(Extracted records)
★ ★ ★ ★ ★

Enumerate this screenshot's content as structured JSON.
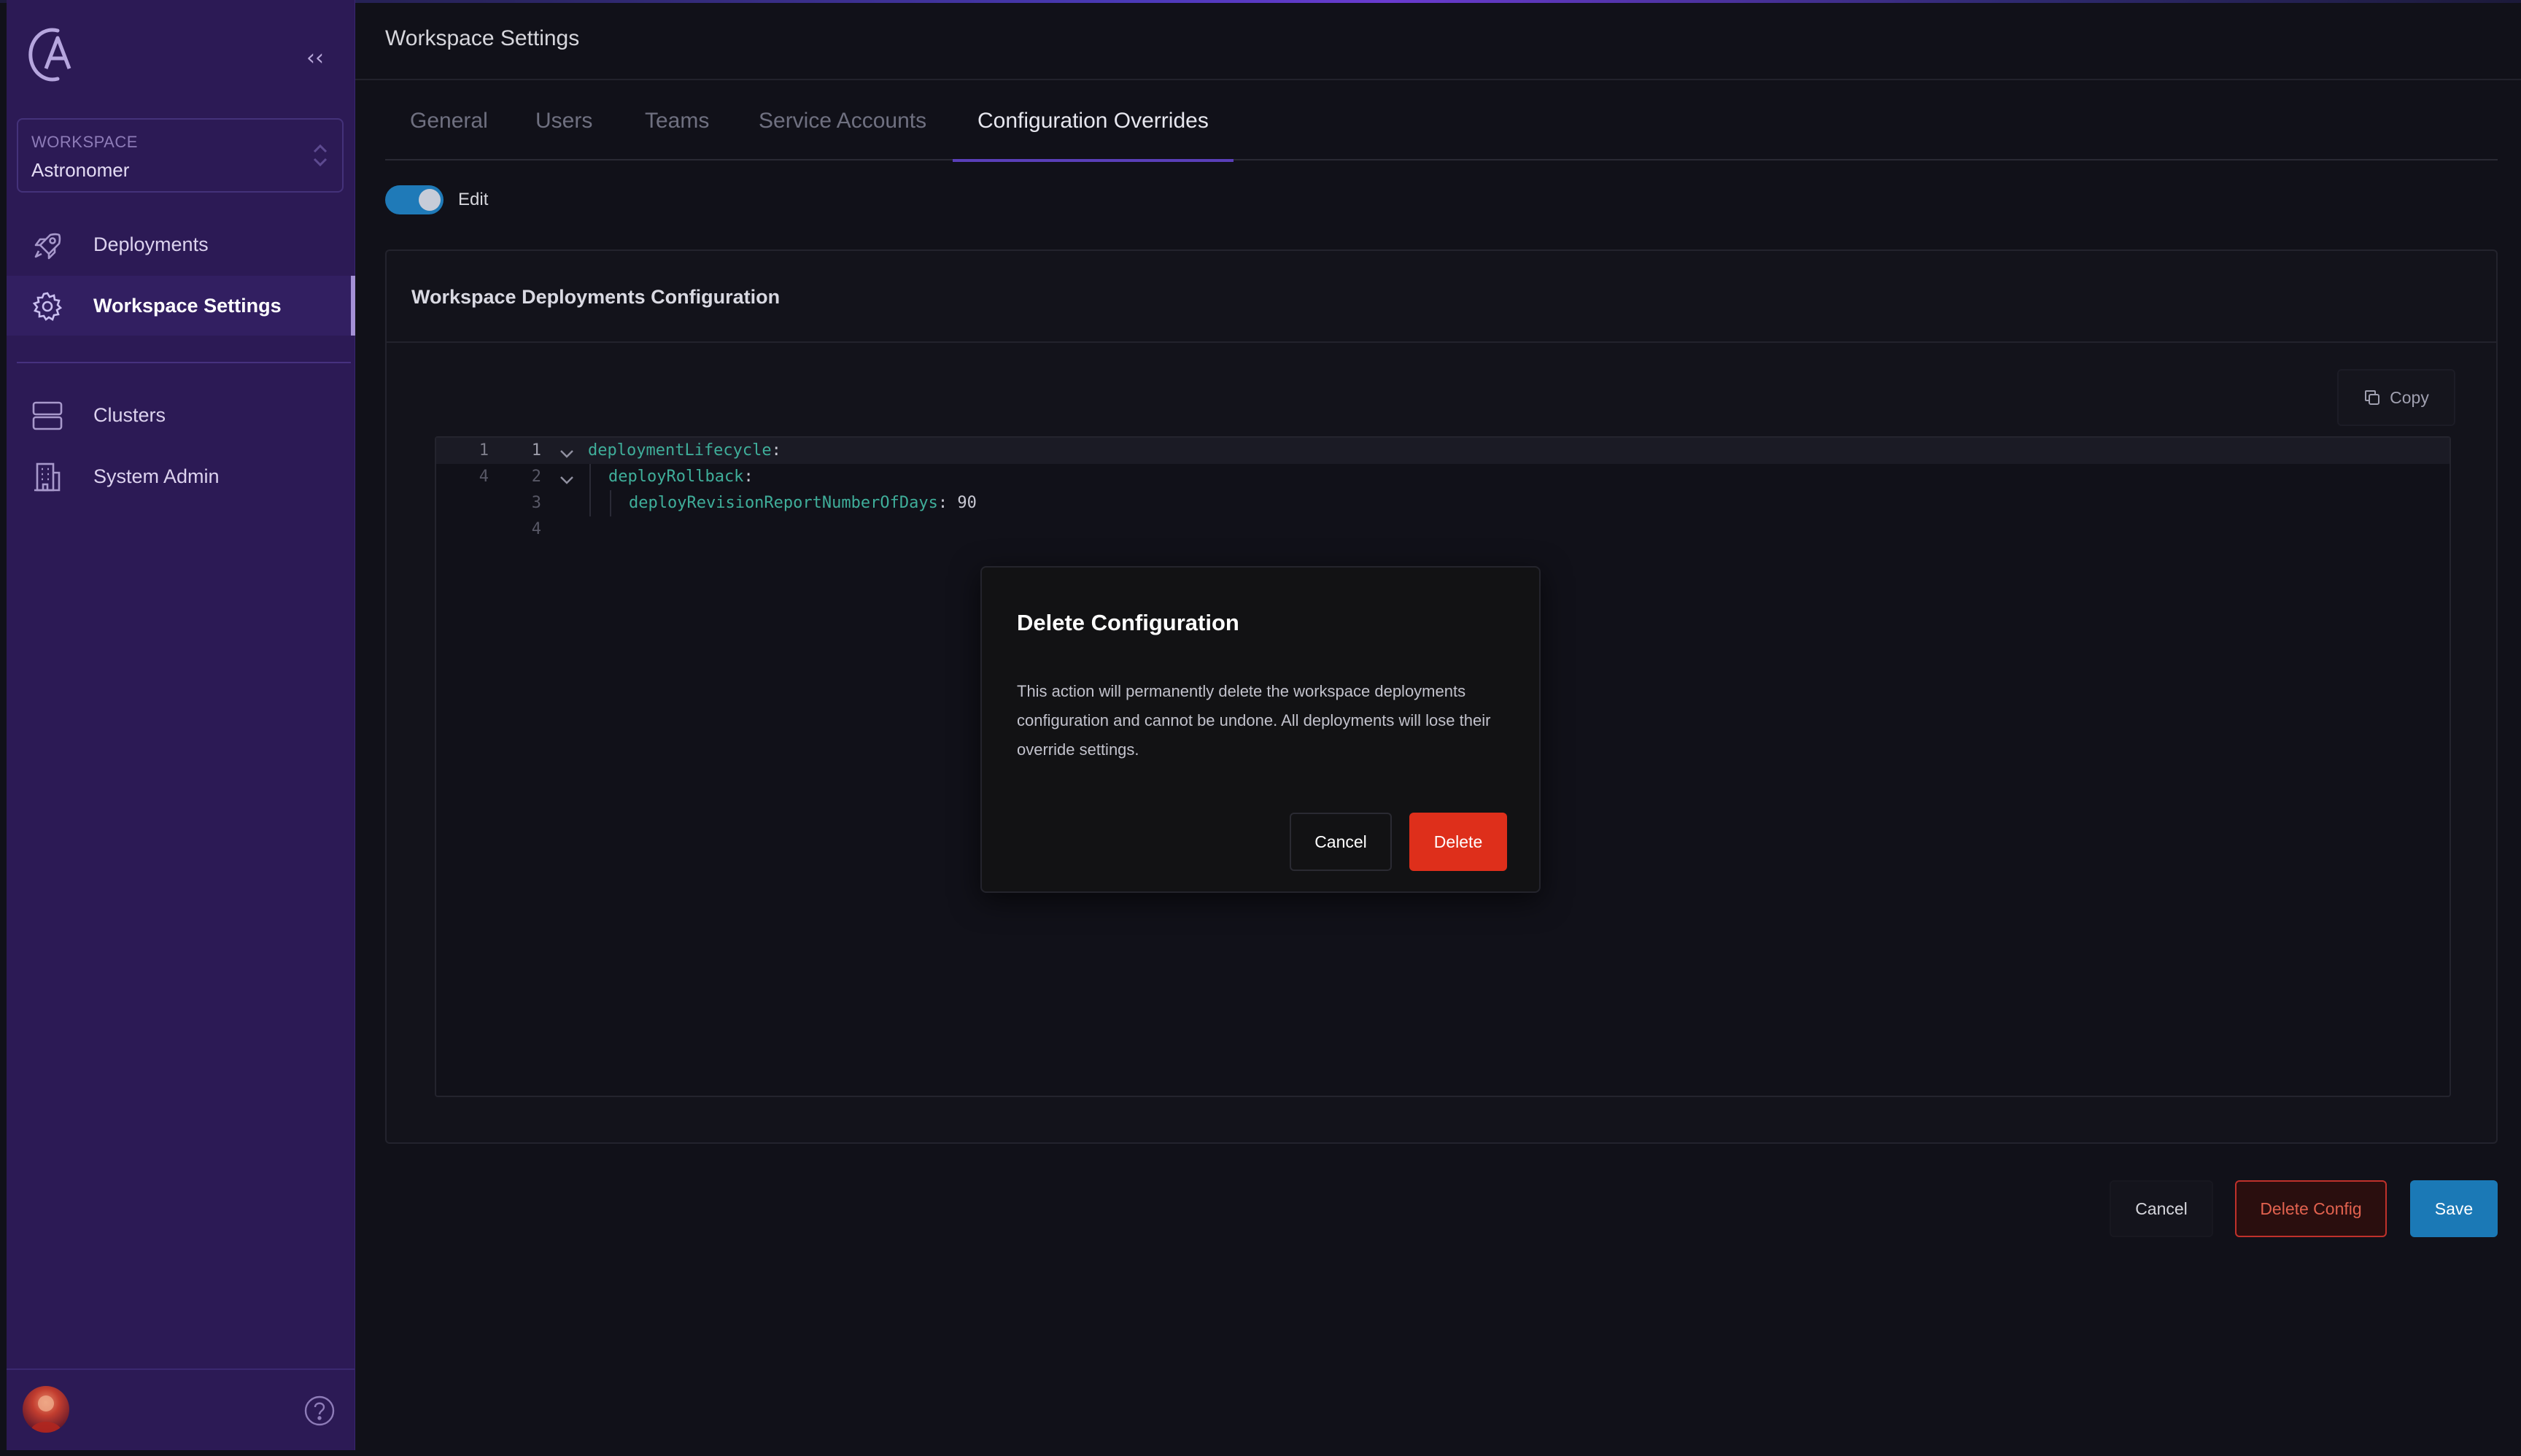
{
  "sidebar": {
    "collapse_glyph": "‹‹",
    "workspace_label": "WORKSPACE",
    "workspace_value": "Astronomer",
    "items": [
      {
        "label": "Deployments",
        "icon": "rocket-icon"
      },
      {
        "label": "Workspace Settings",
        "icon": "gear-icon"
      },
      {
        "label": "Clusters",
        "icon": "server-icon"
      },
      {
        "label": "System Admin",
        "icon": "building-icon"
      }
    ]
  },
  "header": {
    "title": "Workspace Settings"
  },
  "tabs": [
    {
      "label": "General"
    },
    {
      "label": "Users"
    },
    {
      "label": "Teams"
    },
    {
      "label": "Service Accounts"
    },
    {
      "label": "Configuration Overrides"
    }
  ],
  "active_tab": "Configuration Overrides",
  "edit_toggle": {
    "label": "Edit",
    "on": true
  },
  "config_card": {
    "title": "Workspace Deployments Configuration",
    "copy_label": "Copy"
  },
  "editor": {
    "lines": [
      {
        "old": "1",
        "new": "1",
        "key": "deploymentLifecycle",
        "punc": ":",
        "value": ""
      },
      {
        "old": "4",
        "new": "2",
        "key": "deployRollback",
        "punc": ":",
        "value": ""
      },
      {
        "old": "",
        "new": "3",
        "key": "deployRevisionReportNumberOfDays",
        "punc": ": ",
        "value": "90"
      },
      {
        "old": "",
        "new": "4",
        "key": "",
        "punc": "",
        "value": ""
      }
    ]
  },
  "actions": {
    "cancel_label": "Cancel",
    "delete_label": "Delete Config",
    "save_label": "Save"
  },
  "modal": {
    "title": "Delete Configuration",
    "body": "This action will permanently delete the workspace deployments configuration and cannot be undone. All deployments will lose their override settings.",
    "cancel_label": "Cancel",
    "delete_label": "Delete"
  },
  "colors": {
    "sidebar_bg": "#2c1a55",
    "accent_purple": "#5a3fb8",
    "toggle_blue": "#1f7ab8",
    "danger_red": "#de2f1b",
    "save_blue": "#1b79b6",
    "code_key": "#3fae9a"
  }
}
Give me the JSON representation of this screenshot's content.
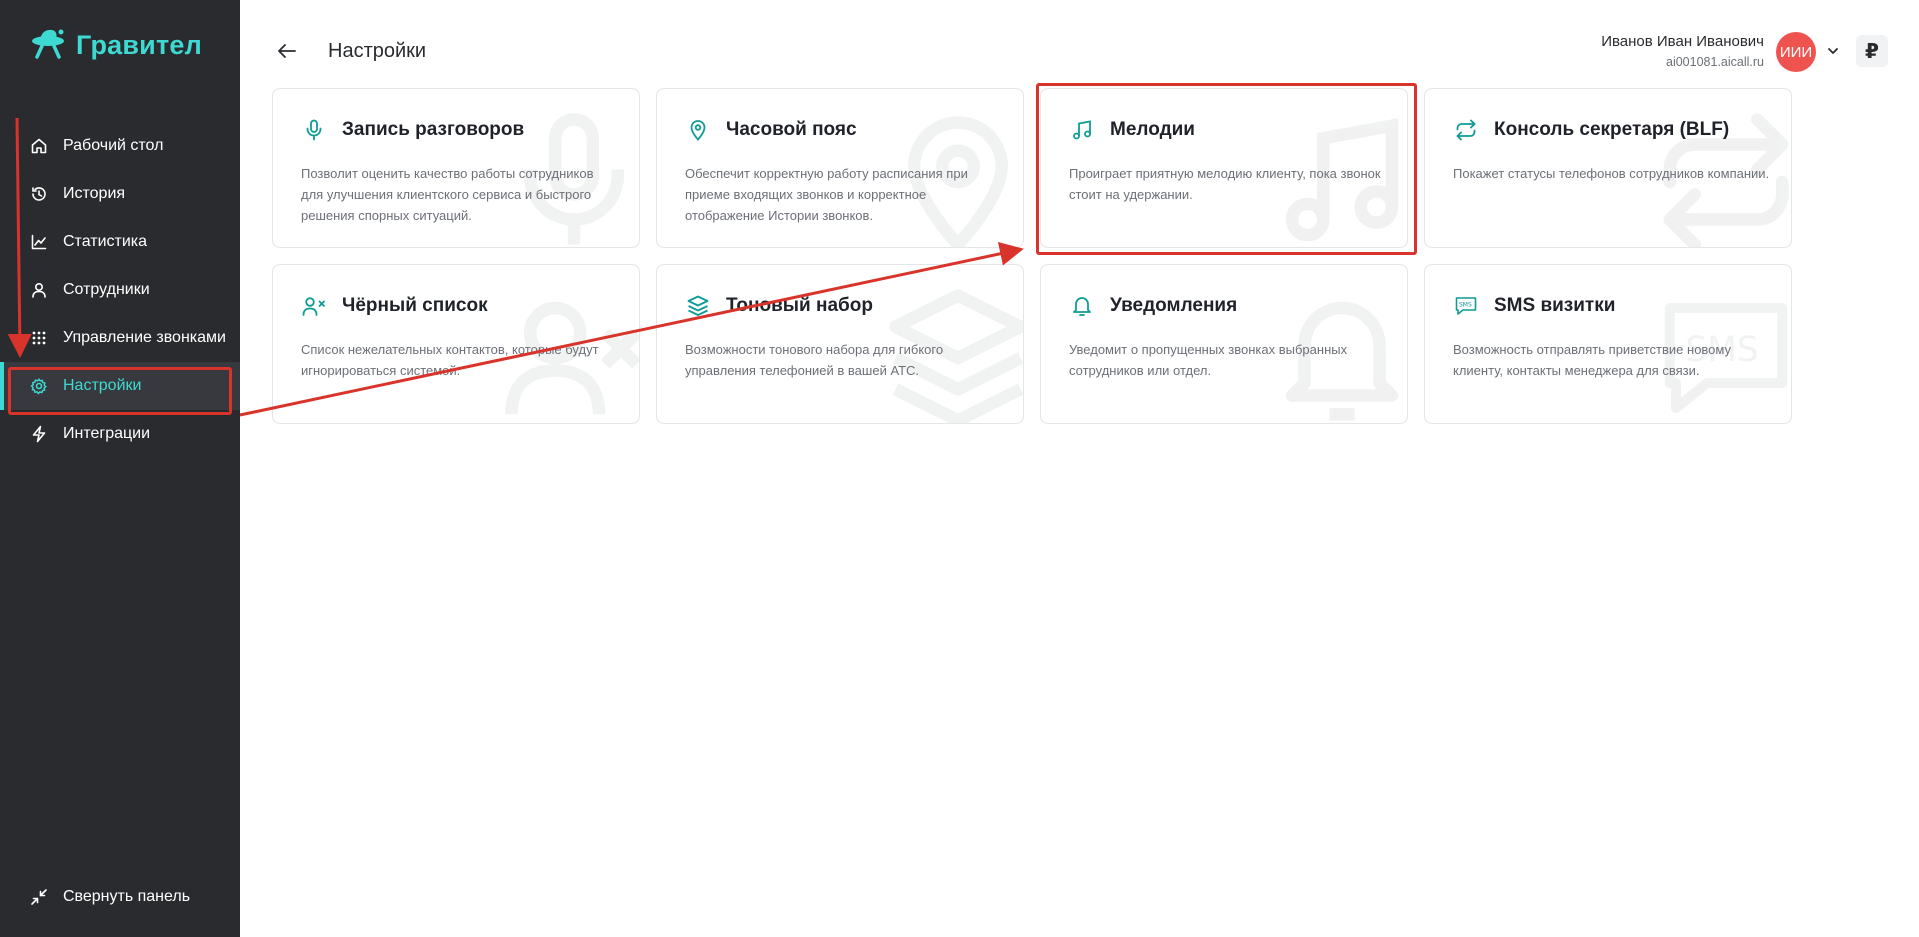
{
  "app": {
    "name": "Гравител"
  },
  "sidebar": {
    "items": [
      {
        "label": "Рабочий стол",
        "icon": "home-icon"
      },
      {
        "label": "История",
        "icon": "history-icon"
      },
      {
        "label": "Статистика",
        "icon": "chart-icon"
      },
      {
        "label": "Сотрудники",
        "icon": "user-icon"
      },
      {
        "label": "Управление звонками",
        "icon": "dialpad-icon"
      },
      {
        "label": "Настройки",
        "icon": "gear-icon",
        "active": true
      },
      {
        "label": "Интеграции",
        "icon": "lightning-icon"
      }
    ],
    "collapse_label": "Свернуть панель"
  },
  "header": {
    "title": "Настройки",
    "user_name": "Иванов Иван Иванович",
    "user_login": "ai001081.aicall.ru",
    "avatar_initials": "ИИИ",
    "currency_symbol": "₽"
  },
  "cards": [
    {
      "title": "Запись разговоров",
      "icon": "microphone-icon",
      "description": "Позволит оценить качество работы сотрудников для улучшения клиентского сервиса и быстрого решения спорных ситуаций."
    },
    {
      "title": "Часовой пояс",
      "icon": "map-pin-icon",
      "description": "Обеспечит корректную работу расписания при приеме входящих звонков и корректное отображение Истории звонков."
    },
    {
      "title": "Мелодии",
      "icon": "music-note-icon",
      "description": "Проиграет приятную мелодию клиенту, пока звонок стоит на удержании.",
      "highlighted": true
    },
    {
      "title": "Консоль секретаря (BLF)",
      "icon": "repeat-arrows-icon",
      "description": "Покажет статусы телефонов сотрудников компании."
    },
    {
      "title": "Чёрный список",
      "icon": "user-x-icon",
      "description": "Список нежелательных контактов, которые будут игнорироваться системой."
    },
    {
      "title": "Тоновый набор",
      "icon": "layers-icon",
      "description": "Возможности тонового набора для гибкого управления телефонией в вашей АТС."
    },
    {
      "title": "Уведомления",
      "icon": "bell-icon",
      "description": "Уведомит о пропущенных звонках выбранных сотрудников или отдел."
    },
    {
      "title": "SMS визитки",
      "icon": "sms-icon",
      "description": "Возможность отправлять приветствие новому клиенту, контакты менеджера для связи."
    }
  ],
  "colors": {
    "accent": "#3dd9d2",
    "sidebar_bg": "#2a2b2f",
    "icon_teal": "#0e9c95",
    "annotation_red": "#d9342b",
    "avatar_bg": "#ef5350"
  }
}
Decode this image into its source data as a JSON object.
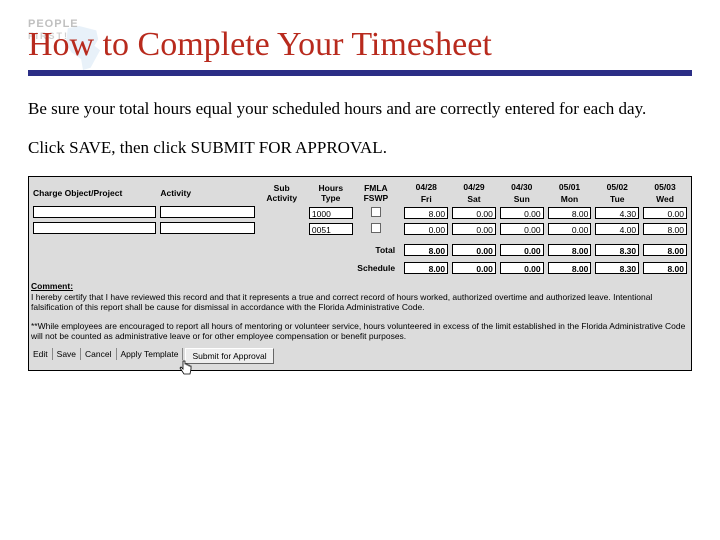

★ ★ ★ ★ ★

## [Given instruction]
Among the entries above, how many lines hold the string "сотрудников"? Respond with nothing but the number.

## [Output below]
3